= Your task =
Your task is to copy every line of this material exactly.

[Items from a dataset]
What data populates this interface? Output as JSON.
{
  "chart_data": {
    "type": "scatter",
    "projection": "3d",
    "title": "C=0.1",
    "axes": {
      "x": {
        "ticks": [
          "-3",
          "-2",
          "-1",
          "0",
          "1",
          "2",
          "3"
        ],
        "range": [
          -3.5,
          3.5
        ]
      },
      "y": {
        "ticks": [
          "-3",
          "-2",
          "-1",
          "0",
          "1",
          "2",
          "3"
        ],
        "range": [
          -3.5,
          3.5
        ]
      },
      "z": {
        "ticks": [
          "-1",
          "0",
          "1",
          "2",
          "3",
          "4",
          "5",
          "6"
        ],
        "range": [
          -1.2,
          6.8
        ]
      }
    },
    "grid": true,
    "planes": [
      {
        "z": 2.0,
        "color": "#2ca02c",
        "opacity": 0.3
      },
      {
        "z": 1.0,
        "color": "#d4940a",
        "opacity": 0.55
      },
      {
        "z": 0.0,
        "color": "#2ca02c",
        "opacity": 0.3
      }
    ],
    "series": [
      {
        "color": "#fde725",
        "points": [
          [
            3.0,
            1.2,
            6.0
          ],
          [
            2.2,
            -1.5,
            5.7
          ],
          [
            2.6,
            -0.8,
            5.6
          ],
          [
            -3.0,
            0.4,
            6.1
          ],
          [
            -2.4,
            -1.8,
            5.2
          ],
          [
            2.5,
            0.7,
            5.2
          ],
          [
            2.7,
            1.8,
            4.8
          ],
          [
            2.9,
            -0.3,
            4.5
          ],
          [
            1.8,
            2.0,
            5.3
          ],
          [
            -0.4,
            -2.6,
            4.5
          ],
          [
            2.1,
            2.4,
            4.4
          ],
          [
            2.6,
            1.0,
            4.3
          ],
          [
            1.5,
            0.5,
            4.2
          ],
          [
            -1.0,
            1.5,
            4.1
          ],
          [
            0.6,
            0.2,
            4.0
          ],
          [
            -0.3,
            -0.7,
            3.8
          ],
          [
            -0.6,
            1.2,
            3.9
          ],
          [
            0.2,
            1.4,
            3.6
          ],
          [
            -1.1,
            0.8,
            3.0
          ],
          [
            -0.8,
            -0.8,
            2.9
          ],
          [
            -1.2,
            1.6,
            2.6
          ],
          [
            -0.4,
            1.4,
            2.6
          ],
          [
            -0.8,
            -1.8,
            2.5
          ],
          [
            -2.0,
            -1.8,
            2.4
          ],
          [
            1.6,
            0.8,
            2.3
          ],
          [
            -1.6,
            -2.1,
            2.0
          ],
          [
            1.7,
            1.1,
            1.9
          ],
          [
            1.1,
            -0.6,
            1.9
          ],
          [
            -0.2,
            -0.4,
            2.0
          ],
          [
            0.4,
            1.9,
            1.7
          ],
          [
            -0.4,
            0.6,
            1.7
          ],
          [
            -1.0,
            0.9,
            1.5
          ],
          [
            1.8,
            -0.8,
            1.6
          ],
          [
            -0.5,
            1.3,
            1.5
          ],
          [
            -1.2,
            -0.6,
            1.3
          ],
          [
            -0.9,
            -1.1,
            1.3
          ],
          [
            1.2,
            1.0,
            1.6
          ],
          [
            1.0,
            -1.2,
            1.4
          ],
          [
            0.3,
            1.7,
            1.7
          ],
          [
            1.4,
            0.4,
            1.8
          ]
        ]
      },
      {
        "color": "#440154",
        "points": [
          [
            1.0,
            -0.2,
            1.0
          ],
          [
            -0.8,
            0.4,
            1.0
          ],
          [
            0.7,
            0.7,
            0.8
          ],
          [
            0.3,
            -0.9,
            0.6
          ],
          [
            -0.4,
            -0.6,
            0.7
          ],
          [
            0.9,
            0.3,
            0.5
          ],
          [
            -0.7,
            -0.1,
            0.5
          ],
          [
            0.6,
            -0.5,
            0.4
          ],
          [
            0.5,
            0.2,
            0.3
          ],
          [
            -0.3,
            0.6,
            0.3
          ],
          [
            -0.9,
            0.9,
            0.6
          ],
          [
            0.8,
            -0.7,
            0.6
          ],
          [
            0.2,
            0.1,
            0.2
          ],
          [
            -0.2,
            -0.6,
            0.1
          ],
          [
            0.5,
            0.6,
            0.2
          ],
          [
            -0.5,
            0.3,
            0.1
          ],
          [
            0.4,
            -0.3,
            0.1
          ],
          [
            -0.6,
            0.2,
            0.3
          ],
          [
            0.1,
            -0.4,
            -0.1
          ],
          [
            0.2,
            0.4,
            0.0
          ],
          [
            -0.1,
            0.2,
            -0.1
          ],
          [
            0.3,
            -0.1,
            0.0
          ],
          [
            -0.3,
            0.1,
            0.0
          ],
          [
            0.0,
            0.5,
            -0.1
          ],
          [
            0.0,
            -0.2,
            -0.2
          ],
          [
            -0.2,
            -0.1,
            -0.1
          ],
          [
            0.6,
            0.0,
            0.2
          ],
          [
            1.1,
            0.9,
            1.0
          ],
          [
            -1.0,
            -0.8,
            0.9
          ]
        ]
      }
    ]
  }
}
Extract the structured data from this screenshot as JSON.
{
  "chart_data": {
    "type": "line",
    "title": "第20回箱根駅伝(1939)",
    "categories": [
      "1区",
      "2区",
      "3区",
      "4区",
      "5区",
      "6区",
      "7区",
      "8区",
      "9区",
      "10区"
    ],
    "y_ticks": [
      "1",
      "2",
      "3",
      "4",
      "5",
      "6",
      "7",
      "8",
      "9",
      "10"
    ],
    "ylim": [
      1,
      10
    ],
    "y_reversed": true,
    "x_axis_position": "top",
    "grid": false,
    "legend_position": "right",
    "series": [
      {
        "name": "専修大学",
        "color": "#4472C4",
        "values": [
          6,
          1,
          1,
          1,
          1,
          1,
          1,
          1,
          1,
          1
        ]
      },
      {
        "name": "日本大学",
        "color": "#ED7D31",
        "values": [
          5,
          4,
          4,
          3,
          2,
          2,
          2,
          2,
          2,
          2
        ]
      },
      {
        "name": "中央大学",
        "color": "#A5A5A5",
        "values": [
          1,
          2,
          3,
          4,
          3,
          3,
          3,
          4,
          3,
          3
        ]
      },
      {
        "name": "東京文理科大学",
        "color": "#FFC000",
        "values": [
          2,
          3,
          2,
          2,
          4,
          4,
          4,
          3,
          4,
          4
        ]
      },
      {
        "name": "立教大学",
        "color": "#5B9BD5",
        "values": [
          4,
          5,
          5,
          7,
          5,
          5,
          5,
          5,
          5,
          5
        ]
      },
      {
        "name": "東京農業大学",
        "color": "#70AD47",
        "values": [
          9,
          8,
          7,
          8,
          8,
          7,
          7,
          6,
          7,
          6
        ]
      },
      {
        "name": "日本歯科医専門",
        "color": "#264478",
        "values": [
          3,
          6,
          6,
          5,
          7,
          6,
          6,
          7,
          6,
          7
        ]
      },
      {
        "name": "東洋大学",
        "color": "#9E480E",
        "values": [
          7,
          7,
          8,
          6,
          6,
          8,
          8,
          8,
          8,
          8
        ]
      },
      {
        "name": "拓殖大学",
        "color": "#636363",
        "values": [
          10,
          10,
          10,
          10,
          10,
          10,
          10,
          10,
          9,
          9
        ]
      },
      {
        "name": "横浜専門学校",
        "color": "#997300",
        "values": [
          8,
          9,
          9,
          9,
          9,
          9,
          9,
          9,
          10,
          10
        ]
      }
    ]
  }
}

= The answer =
What data populates this interface? Output as JSON.
{
  "chart_data": {
    "type": "scatter",
    "projection": "3d",
    "title": "C=0.1",
    "axes": {
      "x": {
        "ticks": [
          "-3",
          "-2",
          "-1",
          "0",
          "1",
          "2",
          "3"
        ],
        "range": [
          -3.5,
          3.5
        ]
      },
      "y": {
        "ticks": [
          "-3",
          "-2",
          "-1",
          "0",
          "1",
          "2",
          "3"
        ],
        "range": [
          -3.5,
          3.5
        ]
      },
      "z": {
        "ticks": [
          "-1",
          "0",
          "1",
          "2",
          "3",
          "4",
          "5",
          "6"
        ],
        "range": [
          -1.2,
          6.8
        ]
      }
    },
    "grid": true,
    "planes": [
      {
        "z": 2.0,
        "color": "#2ca02c",
        "opacity": 0.3
      },
      {
        "z": 1.0,
        "color": "#d4940a",
        "opacity": 0.55
      },
      {
        "z": 0.0,
        "color": "#2ca02c",
        "opacity": 0.3
      }
    ],
    "series": [
      {
        "color": "#fde725",
        "points": [
          [
            3.0,
            1.2,
            6.0
          ],
          [
            2.2,
            -1.5,
            5.7
          ],
          [
            2.6,
            -0.8,
            5.6
          ],
          [
            -3.0,
            0.4,
            6.1
          ],
          [
            -2.4,
            -1.8,
            5.2
          ],
          [
            2.5,
            0.7,
            5.2
          ],
          [
            2.7,
            1.8,
            4.8
          ],
          [
            2.9,
            -0.3,
            4.5
          ],
          [
            1.8,
            2.0,
            5.3
          ],
          [
            -0.4,
            -2.6,
            4.5
          ],
          [
            2.1,
            2.4,
            4.4
          ],
          [
            2.6,
            1.0,
            4.3
          ],
          [
            1.5,
            0.5,
            4.2
          ],
          [
            -1.0,
            1.5,
            4.1
          ],
          [
            0.6,
            0.2,
            4.0
          ],
          [
            -0.3,
            -0.7,
            3.8
          ],
          [
            -0.6,
            1.2,
            3.9
          ],
          [
            0.2,
            1.4,
            3.6
          ],
          [
            -1.1,
            0.8,
            3.0
          ],
          [
            -0.8,
            -0.8,
            2.9
          ],
          [
            -1.2,
            1.6,
            2.6
          ],
          [
            -0.4,
            1.4,
            2.6
          ],
          [
            -0.8,
            -1.8,
            2.5
          ],
          [
            -2.0,
            -1.8,
            2.4
          ],
          [
            1.6,
            0.8,
            2.3
          ],
          [
            -1.6,
            -2.1,
            2.0
          ],
          [
            1.7,
            1.1,
            1.9
          ],
          [
            1.1,
            -0.6,
            1.9
          ],
          [
            -0.2,
            -0.4,
            2.0
          ],
          [
            0.4,
            1.9,
            1.7
          ],
          [
            -0.4,
            0.6,
            1.7
          ],
          [
            -1.0,
            0.9,
            1.5
          ],
          [
            1.8,
            -0.8,
            1.6
          ],
          [
            -0.5,
            1.3,
            1.5
          ],
          [
            -1.2,
            -0.6,
            1.3
          ],
          [
            -0.9,
            -1.1,
            1.3
          ],
          [
            1.2,
            1.0,
            1.6
          ],
          [
            1.0,
            -1.2,
            1.4
          ],
          [
            0.3,
            1.7,
            1.7
          ],
          [
            1.4,
            0.4,
            1.8
          ]
        ]
      },
      {
        "color": "#440154",
        "points": [
          [
            1.0,
            -0.2,
            1.0
          ],
          [
            -0.8,
            0.4,
            1.0
          ],
          [
            0.7,
            0.7,
            0.8
          ],
          [
            0.3,
            -0.9,
            0.6
          ],
          [
            -0.4,
            -0.6,
            0.7
          ],
          [
            0.9,
            0.3,
            0.5
          ],
          [
            -0.7,
            -0.1,
            0.5
          ],
          [
            0.6,
            -0.5,
            0.4
          ],
          [
            0.5,
            0.2,
            0.3
          ],
          [
            -0.3,
            0.6,
            0.3
          ],
          [
            -0.9,
            0.9,
            0.6
          ],
          [
            0.8,
            -0.7,
            0.6
          ],
          [
            0.2,
            0.1,
            0.2
          ],
          [
            -0.2,
            -0.6,
            0.1
          ],
          [
            0.5,
            0.6,
            0.2
          ],
          [
            -0.5,
            0.3,
            0.1
          ],
          [
            0.4,
            -0.3,
            0.1
          ],
          [
            -0.6,
            0.2,
            0.3
          ],
          [
            0.1,
            -0.4,
            -0.1
          ],
          [
            0.2,
            0.4,
            0.0
          ],
          [
            -0.1,
            0.2,
            -0.1
          ],
          [
            0.3,
            -0.1,
            0.0
          ],
          [
            -0.3,
            0.1,
            0.0
          ],
          [
            0.0,
            0.5,
            -0.1
          ],
          [
            0.0,
            -0.2,
            -0.2
          ],
          [
            -0.2,
            -0.1,
            -0.1
          ],
          [
            0.6,
            0.0,
            0.2
          ],
          [
            1.1,
            0.9,
            1.0
          ],
          [
            -1.0,
            -0.8,
            0.9
          ]
        ]
      }
    ]
  }
}
Extract the structured data from this screenshot as JSON.
{
  "chart_data": {
    "type": "line",
    "title": "第20回箱根駅伝(1939)",
    "categories": [
      "1区",
      "2区",
      "3区",
      "4区",
      "5区",
      "6区",
      "7区",
      "8区",
      "9区",
      "10区"
    ],
    "y_ticks": [
      "1",
      "2",
      "3",
      "4",
      "5",
      "6",
      "7",
      "8",
      "9",
      "10"
    ],
    "ylim": [
      1,
      10
    ],
    "y_reversed": true,
    "x_axis_position": "top",
    "grid": false,
    "legend_position": "right",
    "series": [
      {
        "name": "専修大学",
        "color": "#4472C4",
        "values": [
          6,
          1,
          1,
          1,
          1,
          1,
          1,
          1,
          1,
          1
        ]
      },
      {
        "name": "日本大学",
        "color": "#ED7D31",
        "values": [
          5,
          4,
          4,
          3,
          2,
          2,
          2,
          2,
          2,
          2
        ]
      },
      {
        "name": "中央大学",
        "color": "#A5A5A5",
        "values": [
          1,
          2,
          3,
          4,
          3,
          3,
          3,
          4,
          3,
          3
        ]
      },
      {
        "name": "東京文理科大学",
        "color": "#FFC000",
        "values": [
          2,
          3,
          2,
          2,
          4,
          4,
          4,
          3,
          4,
          4
        ]
      },
      {
        "name": "立教大学",
        "color": "#5B9BD5",
        "values": [
          4,
          5,
          5,
          7,
          5,
          5,
          5,
          5,
          5,
          5
        ]
      },
      {
        "name": "東京農業大学",
        "color": "#70AD47",
        "values": [
          9,
          8,
          7,
          8,
          8,
          7,
          7,
          6,
          7,
          6
        ]
      },
      {
        "name": "日本歯科医専門",
        "color": "#264478",
        "values": [
          3,
          6,
          6,
          5,
          7,
          6,
          6,
          7,
          6,
          7
        ]
      },
      {
        "name": "東洋大学",
        "color": "#9E480E",
        "values": [
          7,
          7,
          8,
          6,
          6,
          8,
          8,
          8,
          8,
          8
        ]
      },
      {
        "name": "拓殖大学",
        "color": "#636363",
        "values": [
          10,
          10,
          10,
          10,
          10,
          10,
          10,
          10,
          9,
          9
        ]
      },
      {
        "name": "横浜専門学校",
        "color": "#997300",
        "values": [
          8,
          9,
          9,
          9,
          9,
          9,
          9,
          9,
          10,
          10
        ]
      }
    ]
  }
}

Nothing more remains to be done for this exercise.